Collected data entries
◆ ◆ ◆ ◆ ◆

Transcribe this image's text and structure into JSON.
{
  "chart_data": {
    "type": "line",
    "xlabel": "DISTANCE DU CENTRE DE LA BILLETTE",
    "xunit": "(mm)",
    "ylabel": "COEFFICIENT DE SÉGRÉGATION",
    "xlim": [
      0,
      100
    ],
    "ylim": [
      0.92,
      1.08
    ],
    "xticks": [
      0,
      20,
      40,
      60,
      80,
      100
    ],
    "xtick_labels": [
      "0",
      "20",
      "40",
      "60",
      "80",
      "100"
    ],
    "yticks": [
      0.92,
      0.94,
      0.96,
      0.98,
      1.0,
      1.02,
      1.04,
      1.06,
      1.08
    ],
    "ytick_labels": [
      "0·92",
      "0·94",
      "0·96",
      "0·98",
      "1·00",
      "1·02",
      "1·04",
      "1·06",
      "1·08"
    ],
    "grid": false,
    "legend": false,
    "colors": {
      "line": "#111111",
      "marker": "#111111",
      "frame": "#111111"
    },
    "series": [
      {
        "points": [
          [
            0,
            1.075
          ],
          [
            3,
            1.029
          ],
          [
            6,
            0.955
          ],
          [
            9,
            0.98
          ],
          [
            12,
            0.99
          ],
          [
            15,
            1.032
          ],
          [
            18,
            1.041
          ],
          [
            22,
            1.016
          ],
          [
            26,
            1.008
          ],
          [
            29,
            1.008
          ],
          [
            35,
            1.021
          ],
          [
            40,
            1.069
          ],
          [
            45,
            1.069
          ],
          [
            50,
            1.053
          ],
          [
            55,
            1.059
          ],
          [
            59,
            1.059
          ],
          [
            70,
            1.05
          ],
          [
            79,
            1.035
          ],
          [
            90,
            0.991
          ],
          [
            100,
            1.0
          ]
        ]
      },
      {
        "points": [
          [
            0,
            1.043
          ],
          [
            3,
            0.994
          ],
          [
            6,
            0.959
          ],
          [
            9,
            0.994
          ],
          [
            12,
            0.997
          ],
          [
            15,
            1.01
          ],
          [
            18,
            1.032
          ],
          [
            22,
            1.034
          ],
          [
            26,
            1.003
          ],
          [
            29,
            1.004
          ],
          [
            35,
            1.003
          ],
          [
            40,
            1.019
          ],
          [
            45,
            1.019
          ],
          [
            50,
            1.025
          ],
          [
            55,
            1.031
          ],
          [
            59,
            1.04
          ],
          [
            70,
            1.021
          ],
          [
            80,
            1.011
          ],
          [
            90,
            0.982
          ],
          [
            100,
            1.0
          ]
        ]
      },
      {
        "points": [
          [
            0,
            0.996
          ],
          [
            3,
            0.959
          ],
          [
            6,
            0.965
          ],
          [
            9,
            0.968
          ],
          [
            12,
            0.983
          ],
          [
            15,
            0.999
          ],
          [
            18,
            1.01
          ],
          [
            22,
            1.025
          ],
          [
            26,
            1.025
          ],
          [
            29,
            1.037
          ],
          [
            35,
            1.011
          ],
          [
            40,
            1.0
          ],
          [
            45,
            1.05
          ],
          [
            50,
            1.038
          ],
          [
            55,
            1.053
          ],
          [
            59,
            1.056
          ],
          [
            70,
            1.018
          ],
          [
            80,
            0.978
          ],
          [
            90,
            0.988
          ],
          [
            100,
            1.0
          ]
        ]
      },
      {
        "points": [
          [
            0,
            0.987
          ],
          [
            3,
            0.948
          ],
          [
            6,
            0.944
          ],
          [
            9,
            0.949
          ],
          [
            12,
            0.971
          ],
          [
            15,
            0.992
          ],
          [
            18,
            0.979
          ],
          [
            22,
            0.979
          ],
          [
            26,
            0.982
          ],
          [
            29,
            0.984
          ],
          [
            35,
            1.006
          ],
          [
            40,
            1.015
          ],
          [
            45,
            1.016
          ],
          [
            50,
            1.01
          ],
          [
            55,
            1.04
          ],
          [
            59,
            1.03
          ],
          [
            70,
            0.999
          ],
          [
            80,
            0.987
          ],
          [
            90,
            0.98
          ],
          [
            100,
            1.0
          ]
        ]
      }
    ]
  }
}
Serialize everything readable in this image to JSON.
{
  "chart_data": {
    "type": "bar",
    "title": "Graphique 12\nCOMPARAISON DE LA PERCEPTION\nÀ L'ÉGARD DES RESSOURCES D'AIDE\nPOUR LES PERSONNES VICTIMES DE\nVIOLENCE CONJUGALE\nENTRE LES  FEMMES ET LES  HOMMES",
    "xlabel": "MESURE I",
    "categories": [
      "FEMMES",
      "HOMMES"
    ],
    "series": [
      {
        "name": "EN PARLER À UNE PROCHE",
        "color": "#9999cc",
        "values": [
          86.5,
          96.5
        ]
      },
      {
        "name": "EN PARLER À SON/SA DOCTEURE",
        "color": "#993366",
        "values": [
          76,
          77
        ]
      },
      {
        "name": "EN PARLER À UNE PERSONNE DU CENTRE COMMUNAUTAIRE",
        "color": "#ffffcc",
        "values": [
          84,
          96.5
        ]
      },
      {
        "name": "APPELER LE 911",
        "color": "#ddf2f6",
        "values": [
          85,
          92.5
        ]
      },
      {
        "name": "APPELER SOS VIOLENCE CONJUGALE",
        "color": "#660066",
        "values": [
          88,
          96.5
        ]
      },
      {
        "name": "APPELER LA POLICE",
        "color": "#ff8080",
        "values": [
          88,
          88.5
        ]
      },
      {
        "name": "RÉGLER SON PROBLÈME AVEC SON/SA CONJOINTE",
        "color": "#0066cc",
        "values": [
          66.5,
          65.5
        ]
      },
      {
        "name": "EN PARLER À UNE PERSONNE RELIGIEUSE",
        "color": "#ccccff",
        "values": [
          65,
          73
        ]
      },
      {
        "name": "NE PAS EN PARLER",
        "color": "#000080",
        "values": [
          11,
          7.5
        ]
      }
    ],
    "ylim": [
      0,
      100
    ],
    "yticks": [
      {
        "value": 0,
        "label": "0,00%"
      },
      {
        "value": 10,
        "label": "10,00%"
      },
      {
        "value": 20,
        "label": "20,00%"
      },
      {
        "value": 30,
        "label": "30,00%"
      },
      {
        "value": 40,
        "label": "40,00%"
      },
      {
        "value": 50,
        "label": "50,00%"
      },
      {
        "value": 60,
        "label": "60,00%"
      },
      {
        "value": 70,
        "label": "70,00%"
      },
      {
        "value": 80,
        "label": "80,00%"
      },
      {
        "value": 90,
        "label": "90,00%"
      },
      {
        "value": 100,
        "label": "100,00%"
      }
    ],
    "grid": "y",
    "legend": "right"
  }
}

◆ ◆ ◆ ◆ ◆

DIRECTIONS —
Each line of the listing should be echoed back exactly.

WRITTEN RESPONSE —
Transcribe this image's text and structure into JSON.
{
  "chart_data": {
    "type": "line",
    "xlabel": "DISTANCE DU CENTRE DE LA BILLETTE",
    "xunit": "(mm)",
    "ylabel": "COEFFICIENT DE SÉGRÉGATION",
    "xlim": [
      0,
      100
    ],
    "ylim": [
      0.92,
      1.08
    ],
    "xticks": [
      0,
      20,
      40,
      60,
      80,
      100
    ],
    "xtick_labels": [
      "0",
      "20",
      "40",
      "60",
      "80",
      "100"
    ],
    "yticks": [
      0.92,
      0.94,
      0.96,
      0.98,
      1.0,
      1.02,
      1.04,
      1.06,
      1.08
    ],
    "ytick_labels": [
      "0·92",
      "0·94",
      "0·96",
      "0·98",
      "1·00",
      "1·02",
      "1·04",
      "1·06",
      "1·08"
    ],
    "grid": false,
    "legend": false,
    "colors": {
      "line": "#111111",
      "marker": "#111111",
      "frame": "#111111"
    },
    "series": [
      {
        "points": [
          [
            0,
            1.075
          ],
          [
            3,
            1.029
          ],
          [
            6,
            0.955
          ],
          [
            9,
            0.98
          ],
          [
            12,
            0.99
          ],
          [
            15,
            1.032
          ],
          [
            18,
            1.041
          ],
          [
            22,
            1.016
          ],
          [
            26,
            1.008
          ],
          [
            29,
            1.008
          ],
          [
            35,
            1.021
          ],
          [
            40,
            1.069
          ],
          [
            45,
            1.069
          ],
          [
            50,
            1.053
          ],
          [
            55,
            1.059
          ],
          [
            59,
            1.059
          ],
          [
            70,
            1.05
          ],
          [
            79,
            1.035
          ],
          [
            90,
            0.991
          ],
          [
            100,
            1.0
          ]
        ]
      },
      {
        "points": [
          [
            0,
            1.043
          ],
          [
            3,
            0.994
          ],
          [
            6,
            0.959
          ],
          [
            9,
            0.994
          ],
          [
            12,
            0.997
          ],
          [
            15,
            1.01
          ],
          [
            18,
            1.032
          ],
          [
            22,
            1.034
          ],
          [
            26,
            1.003
          ],
          [
            29,
            1.004
          ],
          [
            35,
            1.003
          ],
          [
            40,
            1.019
          ],
          [
            45,
            1.019
          ],
          [
            50,
            1.025
          ],
          [
            55,
            1.031
          ],
          [
            59,
            1.04
          ],
          [
            70,
            1.021
          ],
          [
            80,
            1.011
          ],
          [
            90,
            0.982
          ],
          [
            100,
            1.0
          ]
        ]
      },
      {
        "points": [
          [
            0,
            0.996
          ],
          [
            3,
            0.959
          ],
          [
            6,
            0.965
          ],
          [
            9,
            0.968
          ],
          [
            12,
            0.983
          ],
          [
            15,
            0.999
          ],
          [
            18,
            1.01
          ],
          [
            22,
            1.025
          ],
          [
            26,
            1.025
          ],
          [
            29,
            1.037
          ],
          [
            35,
            1.011
          ],
          [
            40,
            1.0
          ],
          [
            45,
            1.05
          ],
          [
            50,
            1.038
          ],
          [
            55,
            1.053
          ],
          [
            59,
            1.056
          ],
          [
            70,
            1.018
          ],
          [
            80,
            0.978
          ],
          [
            90,
            0.988
          ],
          [
            100,
            1.0
          ]
        ]
      },
      {
        "points": [
          [
            0,
            0.987
          ],
          [
            3,
            0.948
          ],
          [
            6,
            0.944
          ],
          [
            9,
            0.949
          ],
          [
            12,
            0.971
          ],
          [
            15,
            0.992
          ],
          [
            18,
            0.979
          ],
          [
            22,
            0.979
          ],
          [
            26,
            0.982
          ],
          [
            29,
            0.984
          ],
          [
            35,
            1.006
          ],
          [
            40,
            1.015
          ],
          [
            45,
            1.016
          ],
          [
            50,
            1.01
          ],
          [
            55,
            1.04
          ],
          [
            59,
            1.03
          ],
          [
            70,
            0.999
          ],
          [
            80,
            0.987
          ],
          [
            90,
            0.98
          ],
          [
            100,
            1.0
          ]
        ]
      }
    ]
  }
}
Serialize everything readable in this image to JSON.
{
  "chart_data": {
    "type": "bar",
    "title": "Graphique 12\nCOMPARAISON DE LA PERCEPTION\nÀ L'ÉGARD DES RESSOURCES D'AIDE\nPOUR LES PERSONNES VICTIMES DE\nVIOLENCE CONJUGALE\nENTRE LES  FEMMES ET LES  HOMMES",
    "xlabel": "MESURE I",
    "categories": [
      "FEMMES",
      "HOMMES"
    ],
    "series": [
      {
        "name": "EN PARLER À UNE PROCHE",
        "color": "#9999cc",
        "values": [
          86.5,
          96.5
        ]
      },
      {
        "name": "EN PARLER À SON/SA DOCTEURE",
        "color": "#993366",
        "values": [
          76,
          77
        ]
      },
      {
        "name": "EN PARLER À UNE PERSONNE DU CENTRE COMMUNAUTAIRE",
        "color": "#ffffcc",
        "values": [
          84,
          96.5
        ]
      },
      {
        "name": "APPELER LE 911",
        "color": "#ddf2f6",
        "values": [
          85,
          92.5
        ]
      },
      {
        "name": "APPELER SOS VIOLENCE CONJUGALE",
        "color": "#660066",
        "values": [
          88,
          96.5
        ]
      },
      {
        "name": "APPELER LA POLICE",
        "color": "#ff8080",
        "values": [
          88,
          88.5
        ]
      },
      {
        "name": "RÉGLER SON PROBLÈME AVEC SON/SA CONJOINTE",
        "color": "#0066cc",
        "values": [
          66.5,
          65.5
        ]
      },
      {
        "name": "EN PARLER À UNE PERSONNE RELIGIEUSE",
        "color": "#ccccff",
        "values": [
          65,
          73
        ]
      },
      {
        "name": "NE PAS EN PARLER",
        "color": "#000080",
        "values": [
          11,
          7.5
        ]
      }
    ],
    "ylim": [
      0,
      100
    ],
    "yticks": [
      {
        "value": 0,
        "label": "0,00%"
      },
      {
        "value": 10,
        "label": "10,00%"
      },
      {
        "value": 20,
        "label": "20,00%"
      },
      {
        "value": 30,
        "label": "30,00%"
      },
      {
        "value": 40,
        "label": "40,00%"
      },
      {
        "value": 50,
        "label": "50,00%"
      },
      {
        "value": 60,
        "label": "60,00%"
      },
      {
        "value": 70,
        "label": "70,00%"
      },
      {
        "value": 80,
        "label": "80,00%"
      },
      {
        "value": 90,
        "label": "90,00%"
      },
      {
        "value": 100,
        "label": "100,00%"
      }
    ],
    "grid": "y",
    "legend": "right"
  }
}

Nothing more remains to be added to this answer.